__DATA__:
- - -

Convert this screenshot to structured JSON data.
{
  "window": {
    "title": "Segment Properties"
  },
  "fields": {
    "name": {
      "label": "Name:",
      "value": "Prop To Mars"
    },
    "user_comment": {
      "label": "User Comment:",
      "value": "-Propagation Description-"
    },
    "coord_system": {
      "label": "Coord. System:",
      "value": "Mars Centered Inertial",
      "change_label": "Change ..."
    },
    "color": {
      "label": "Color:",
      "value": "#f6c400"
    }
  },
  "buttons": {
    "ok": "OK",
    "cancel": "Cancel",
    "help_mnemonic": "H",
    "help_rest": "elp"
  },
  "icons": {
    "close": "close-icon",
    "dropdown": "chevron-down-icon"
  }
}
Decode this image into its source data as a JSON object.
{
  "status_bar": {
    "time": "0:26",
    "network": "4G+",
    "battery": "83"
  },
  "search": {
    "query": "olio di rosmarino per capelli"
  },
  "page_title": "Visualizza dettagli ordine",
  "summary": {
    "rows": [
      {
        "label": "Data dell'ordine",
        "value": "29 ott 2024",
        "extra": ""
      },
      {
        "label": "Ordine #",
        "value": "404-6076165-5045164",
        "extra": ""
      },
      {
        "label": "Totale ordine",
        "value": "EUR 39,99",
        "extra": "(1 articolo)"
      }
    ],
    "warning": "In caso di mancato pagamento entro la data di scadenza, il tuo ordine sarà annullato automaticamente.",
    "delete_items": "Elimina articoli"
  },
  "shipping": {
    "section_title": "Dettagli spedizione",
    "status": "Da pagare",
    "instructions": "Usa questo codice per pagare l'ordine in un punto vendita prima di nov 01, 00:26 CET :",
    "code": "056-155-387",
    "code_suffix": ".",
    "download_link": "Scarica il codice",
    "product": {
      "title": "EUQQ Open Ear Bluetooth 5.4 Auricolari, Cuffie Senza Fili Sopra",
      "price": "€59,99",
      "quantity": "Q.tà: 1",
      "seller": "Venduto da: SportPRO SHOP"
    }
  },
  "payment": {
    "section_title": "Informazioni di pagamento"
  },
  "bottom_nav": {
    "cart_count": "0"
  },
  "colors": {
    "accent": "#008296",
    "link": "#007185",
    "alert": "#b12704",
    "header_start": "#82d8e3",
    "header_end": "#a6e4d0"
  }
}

- - -

__YOUR INSTRUCTIONS__: Which lines of the material contain the string "pagare"? List each of them.

__ANSWER TO THE EXERCISE__:
    "status": "Da pagare",
    "instructions": "Usa questo codice per pagare l'ordine in un punto vendita prima di nov 01, 00:26 CET :",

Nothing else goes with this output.